Copy each record exactly as it reads, leaving out any pictures it holds.

Data excerpts:

================

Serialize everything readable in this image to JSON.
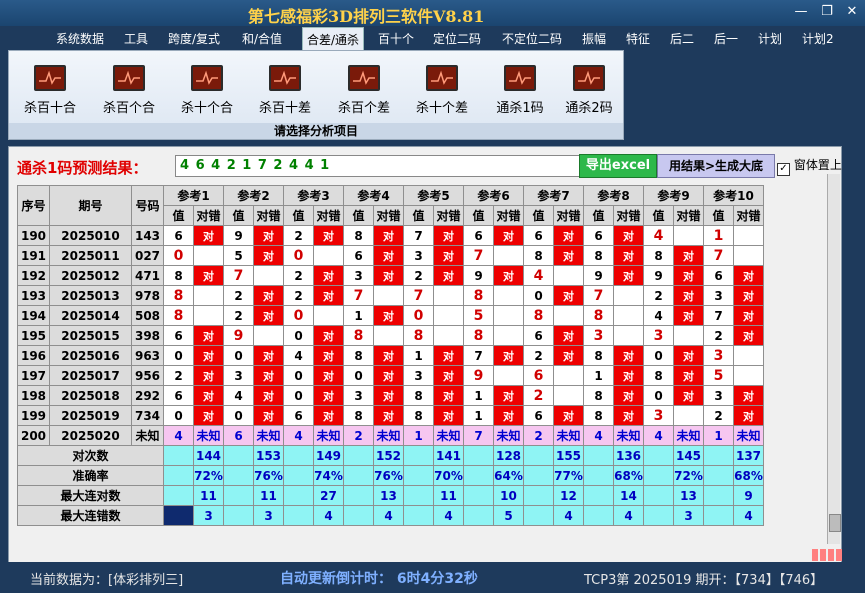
{
  "window": {
    "title": "第七感福彩3D排列三软件V8.81",
    "min": "—",
    "restore": "❐",
    "close": "✕"
  },
  "menu": [
    "系统数据",
    "工具",
    "跨度/复式",
    "和/合值",
    "合差/通杀",
    "百十个",
    "定位二码",
    "不定位二码",
    "振幅",
    "特征",
    "后二",
    "后一",
    "计划",
    "计划2"
  ],
  "menu_active": "合差/通杀",
  "ribbon": {
    "buttons": [
      "杀百十合",
      "杀百个合",
      "杀十个合",
      "杀百十差",
      "杀百个差",
      "杀十个差",
      "通杀1码",
      "通杀2码"
    ],
    "footer": "请选择分析项目"
  },
  "result": {
    "label": "通杀1码预测结果：",
    "value": "4 6 4 2 1 7 2 4 4 1",
    "export_btn": "导出excel",
    "gen_btn": "用结果>生成大底",
    "topmost_label": "窗体置上",
    "topmost_checked": "✓"
  },
  "grid": {
    "h_seq": "序号",
    "h_period": "期号",
    "h_code": "号码",
    "refs": [
      "参考1",
      "参考2",
      "参考3",
      "参考4",
      "参考5",
      "参考6",
      "参考7",
      "参考8",
      "参考9",
      "参考10"
    ],
    "sub_val": "值",
    "sub_chk": "对错",
    "rows": [
      {
        "seq": "190",
        "period": "2025010",
        "code": "143",
        "cells": [
          [
            "6",
            "对"
          ],
          [
            "9",
            "对"
          ],
          [
            "2",
            "对"
          ],
          [
            "8",
            "对"
          ],
          [
            "7",
            "对"
          ],
          [
            "6",
            "对"
          ],
          [
            "6",
            "对"
          ],
          [
            "6",
            "对"
          ],
          [
            "4",
            ""
          ],
          [
            "1",
            ""
          ]
        ]
      },
      {
        "seq": "191",
        "period": "2025011",
        "code": "027",
        "cells": [
          [
            "0",
            ""
          ],
          [
            "5",
            "对"
          ],
          [
            "0",
            ""
          ],
          [
            "6",
            "对"
          ],
          [
            "3",
            "对"
          ],
          [
            "7",
            ""
          ],
          [
            "8",
            "对"
          ],
          [
            "8",
            "对"
          ],
          [
            "8",
            "对"
          ],
          [
            "7",
            ""
          ]
        ]
      },
      {
        "seq": "192",
        "period": "2025012",
        "code": "471",
        "cells": [
          [
            "8",
            "对"
          ],
          [
            "7",
            ""
          ],
          [
            "2",
            "对"
          ],
          [
            "3",
            "对"
          ],
          [
            "2",
            "对"
          ],
          [
            "9",
            "对"
          ],
          [
            "4",
            ""
          ],
          [
            "9",
            "对"
          ],
          [
            "9",
            "对"
          ],
          [
            "6",
            "对"
          ]
        ]
      },
      {
        "seq": "193",
        "period": "2025013",
        "code": "978",
        "cells": [
          [
            "8",
            ""
          ],
          [
            "2",
            "对"
          ],
          [
            "2",
            "对"
          ],
          [
            "7",
            ""
          ],
          [
            "7",
            ""
          ],
          [
            "8",
            ""
          ],
          [
            "0",
            "对"
          ],
          [
            "7",
            ""
          ],
          [
            "2",
            "对"
          ],
          [
            "3",
            "对"
          ]
        ]
      },
      {
        "seq": "194",
        "period": "2025014",
        "code": "508",
        "cells": [
          [
            "8",
            ""
          ],
          [
            "2",
            "对"
          ],
          [
            "0",
            ""
          ],
          [
            "1",
            "对"
          ],
          [
            "0",
            ""
          ],
          [
            "5",
            ""
          ],
          [
            "8",
            ""
          ],
          [
            "8",
            ""
          ],
          [
            "4",
            "对"
          ],
          [
            "7",
            "对"
          ]
        ]
      },
      {
        "seq": "195",
        "period": "2025015",
        "code": "398",
        "cells": [
          [
            "6",
            "对"
          ],
          [
            "9",
            ""
          ],
          [
            "0",
            "对"
          ],
          [
            "8",
            ""
          ],
          [
            "8",
            ""
          ],
          [
            "8",
            ""
          ],
          [
            "6",
            "对"
          ],
          [
            "3",
            ""
          ],
          [
            "3",
            ""
          ],
          [
            "2",
            "对"
          ]
        ]
      },
      {
        "seq": "196",
        "period": "2025016",
        "code": "963",
        "cells": [
          [
            "0",
            "对"
          ],
          [
            "0",
            "对"
          ],
          [
            "4",
            "对"
          ],
          [
            "8",
            "对"
          ],
          [
            "1",
            "对"
          ],
          [
            "7",
            "对"
          ],
          [
            "2",
            "对"
          ],
          [
            "8",
            "对"
          ],
          [
            "0",
            "对"
          ],
          [
            "3",
            ""
          ]
        ]
      },
      {
        "seq": "197",
        "period": "2025017",
        "code": "956",
        "cells": [
          [
            "2",
            "对"
          ],
          [
            "3",
            "对"
          ],
          [
            "0",
            "对"
          ],
          [
            "0",
            "对"
          ],
          [
            "3",
            "对"
          ],
          [
            "9",
            ""
          ],
          [
            "6",
            ""
          ],
          [
            "1",
            "对"
          ],
          [
            "8",
            "对"
          ],
          [
            "5",
            ""
          ]
        ]
      },
      {
        "seq": "198",
        "period": "2025018",
        "code": "292",
        "cells": [
          [
            "6",
            "对"
          ],
          [
            "4",
            "对"
          ],
          [
            "0",
            "对"
          ],
          [
            "3",
            "对"
          ],
          [
            "8",
            "对"
          ],
          [
            "1",
            "对"
          ],
          [
            "2",
            ""
          ],
          [
            "8",
            "对"
          ],
          [
            "0",
            "对"
          ],
          [
            "3",
            "对"
          ]
        ]
      },
      {
        "seq": "199",
        "period": "2025019",
        "code": "734",
        "cells": [
          [
            "0",
            "对"
          ],
          [
            "0",
            "对"
          ],
          [
            "6",
            "对"
          ],
          [
            "8",
            "对"
          ],
          [
            "8",
            "对"
          ],
          [
            "1",
            "对"
          ],
          [
            "6",
            "对"
          ],
          [
            "8",
            "对"
          ],
          [
            "3",
            ""
          ],
          [
            "2",
            "对"
          ]
        ]
      }
    ],
    "predict": {
      "seq": "200",
      "period": "2025020",
      "code": "未知",
      "vals": [
        "4",
        "6",
        "4",
        "2",
        "1",
        "7",
        "2",
        "4",
        "4",
        "1"
      ],
      "chk": "未知"
    },
    "stats": [
      {
        "label": "对次数",
        "values": [
          "144",
          "153",
          "149",
          "152",
          "141",
          "128",
          "155",
          "136",
          "145",
          "137"
        ]
      },
      {
        "label": "准确率",
        "values": [
          "72%",
          "76%",
          "74%",
          "76%",
          "70%",
          "64%",
          "77%",
          "68%",
          "72%",
          "68%"
        ]
      },
      {
        "label": "最大连对数",
        "values": [
          "11",
          "11",
          "27",
          "13",
          "11",
          "10",
          "12",
          "14",
          "13",
          "9"
        ]
      },
      {
        "label": "最大连错数",
        "values": [
          "3",
          "3",
          "4",
          "4",
          "4",
          "5",
          "4",
          "4",
          "3",
          "4"
        ]
      }
    ]
  },
  "status": {
    "current": "当前数据为：[体彩排列三]",
    "countdown": "自动更新倒计时： 6时4分32秒",
    "draw": "TCP3第 2025019 期开：【734】【746】"
  }
}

================

Final answer:
Serialize everything readable in this image to JSON.
{
  "window": {
    "title": "第七感福彩3D排列三软件V8.81",
    "min": "—",
    "restore": "❐",
    "close": "✕"
  },
  "menu": [
    "系统数据",
    "工具",
    "跨度/复式",
    "和/合值",
    "合差/通杀",
    "百十个",
    "定位二码",
    "不定位二码",
    "振幅",
    "特征",
    "后二",
    "后一",
    "计划",
    "计划2"
  ],
  "menu_active": "合差/通杀",
  "ribbon": {
    "buttons": [
      "杀百十合",
      "杀百个合",
      "杀十个合",
      "杀百十差",
      "杀百个差",
      "杀十个差",
      "通杀1码",
      "通杀2码"
    ],
    "footer": "请选择分析项目"
  },
  "result": {
    "label": "通杀1码预测结果：",
    "value": "4 6 4 2 1 7 2 4 4 1",
    "export_btn": "导出excel",
    "gen_btn": "用结果>生成大底",
    "topmost_label": "窗体置上",
    "topmost_checked": "✓"
  },
  "grid": {
    "h_seq": "序号",
    "h_period": "期号",
    "h_code": "号码",
    "refs": [
      "参考1",
      "参考2",
      "参考3",
      "参考4",
      "参考5",
      "参考6",
      "参考7",
      "参考8",
      "参考9",
      "参考10"
    ],
    "sub_val": "值",
    "sub_chk": "对错",
    "rows": [
      {
        "seq": "190",
        "period": "2025010",
        "code": "143",
        "cells": [
          [
            "6",
            "对"
          ],
          [
            "9",
            "对"
          ],
          [
            "2",
            "对"
          ],
          [
            "8",
            "对"
          ],
          [
            "7",
            "对"
          ],
          [
            "6",
            "对"
          ],
          [
            "6",
            "对"
          ],
          [
            "6",
            "对"
          ],
          [
            "4",
            ""
          ],
          [
            "1",
            ""
          ]
        ]
      },
      {
        "seq": "191",
        "period": "2025011",
        "code": "027",
        "cells": [
          [
            "0",
            ""
          ],
          [
            "5",
            "对"
          ],
          [
            "0",
            ""
          ],
          [
            "6",
            "对"
          ],
          [
            "3",
            "对"
          ],
          [
            "7",
            ""
          ],
          [
            "8",
            "对"
          ],
          [
            "8",
            "对"
          ],
          [
            "8",
            "对"
          ],
          [
            "7",
            ""
          ]
        ]
      },
      {
        "seq": "192",
        "period": "2025012",
        "code": "471",
        "cells": [
          [
            "8",
            "对"
          ],
          [
            "7",
            ""
          ],
          [
            "2",
            "对"
          ],
          [
            "3",
            "对"
          ],
          [
            "2",
            "对"
          ],
          [
            "9",
            "对"
          ],
          [
            "4",
            ""
          ],
          [
            "9",
            "对"
          ],
          [
            "9",
            "对"
          ],
          [
            "6",
            "对"
          ]
        ]
      },
      {
        "seq": "193",
        "period": "2025013",
        "code": "978",
        "cells": [
          [
            "8",
            ""
          ],
          [
            "2",
            "对"
          ],
          [
            "2",
            "对"
          ],
          [
            "7",
            ""
          ],
          [
            "7",
            ""
          ],
          [
            "8",
            ""
          ],
          [
            "0",
            "对"
          ],
          [
            "7",
            ""
          ],
          [
            "2",
            "对"
          ],
          [
            "3",
            "对"
          ]
        ]
      },
      {
        "seq": "194",
        "period": "2025014",
        "code": "508",
        "cells": [
          [
            "8",
            ""
          ],
          [
            "2",
            "对"
          ],
          [
            "0",
            ""
          ],
          [
            "1",
            "对"
          ],
          [
            "0",
            ""
          ],
          [
            "5",
            ""
          ],
          [
            "8",
            ""
          ],
          [
            "8",
            ""
          ],
          [
            "4",
            "对"
          ],
          [
            "7",
            "对"
          ]
        ]
      },
      {
        "seq": "195",
        "period": "2025015",
        "code": "398",
        "cells": [
          [
            "6",
            "对"
          ],
          [
            "9",
            ""
          ],
          [
            "0",
            "对"
          ],
          [
            "8",
            ""
          ],
          [
            "8",
            ""
          ],
          [
            "8",
            ""
          ],
          [
            "6",
            "对"
          ],
          [
            "3",
            ""
          ],
          [
            "3",
            ""
          ],
          [
            "2",
            "对"
          ]
        ]
      },
      {
        "seq": "196",
        "period": "2025016",
        "code": "963",
        "cells": [
          [
            "0",
            "对"
          ],
          [
            "0",
            "对"
          ],
          [
            "4",
            "对"
          ],
          [
            "8",
            "对"
          ],
          [
            "1",
            "对"
          ],
          [
            "7",
            "对"
          ],
          [
            "2",
            "对"
          ],
          [
            "8",
            "对"
          ],
          [
            "0",
            "对"
          ],
          [
            "3",
            ""
          ]
        ]
      },
      {
        "seq": "197",
        "period": "2025017",
        "code": "956",
        "cells": [
          [
            "2",
            "对"
          ],
          [
            "3",
            "对"
          ],
          [
            "0",
            "对"
          ],
          [
            "0",
            "对"
          ],
          [
            "3",
            "对"
          ],
          [
            "9",
            ""
          ],
          [
            "6",
            ""
          ],
          [
            "1",
            "对"
          ],
          [
            "8",
            "对"
          ],
          [
            "5",
            ""
          ]
        ]
      },
      {
        "seq": "198",
        "period": "2025018",
        "code": "292",
        "cells": [
          [
            "6",
            "对"
          ],
          [
            "4",
            "对"
          ],
          [
            "0",
            "对"
          ],
          [
            "3",
            "对"
          ],
          [
            "8",
            "对"
          ],
          [
            "1",
            "对"
          ],
          [
            "2",
            ""
          ],
          [
            "8",
            "对"
          ],
          [
            "0",
            "对"
          ],
          [
            "3",
            "对"
          ]
        ]
      },
      {
        "seq": "199",
        "period": "2025019",
        "code": "734",
        "cells": [
          [
            "0",
            "对"
          ],
          [
            "0",
            "对"
          ],
          [
            "6",
            "对"
          ],
          [
            "8",
            "对"
          ],
          [
            "8",
            "对"
          ],
          [
            "1",
            "对"
          ],
          [
            "6",
            "对"
          ],
          [
            "8",
            "对"
          ],
          [
            "3",
            ""
          ],
          [
            "2",
            "对"
          ]
        ]
      }
    ],
    "predict": {
      "seq": "200",
      "period": "2025020",
      "code": "未知",
      "vals": [
        "4",
        "6",
        "4",
        "2",
        "1",
        "7",
        "2",
        "4",
        "4",
        "1"
      ],
      "chk": "未知"
    },
    "stats": [
      {
        "label": "对次数",
        "values": [
          "144",
          "153",
          "149",
          "152",
          "141",
          "128",
          "155",
          "136",
          "145",
          "137"
        ]
      },
      {
        "label": "准确率",
        "values": [
          "72%",
          "76%",
          "74%",
          "76%",
          "70%",
          "64%",
          "77%",
          "68%",
          "72%",
          "68%"
        ]
      },
      {
        "label": "最大连对数",
        "values": [
          "11",
          "11",
          "27",
          "13",
          "11",
          "10",
          "12",
          "14",
          "13",
          "9"
        ]
      },
      {
        "label": "最大连错数",
        "values": [
          "3",
          "3",
          "4",
          "4",
          "4",
          "5",
          "4",
          "4",
          "3",
          "4"
        ]
      }
    ]
  },
  "status": {
    "current": "当前数据为：[体彩排列三]",
    "countdown": "自动更新倒计时： 6时4分32秒",
    "draw": "TCP3第 2025019 期开：【734】【746】"
  }
}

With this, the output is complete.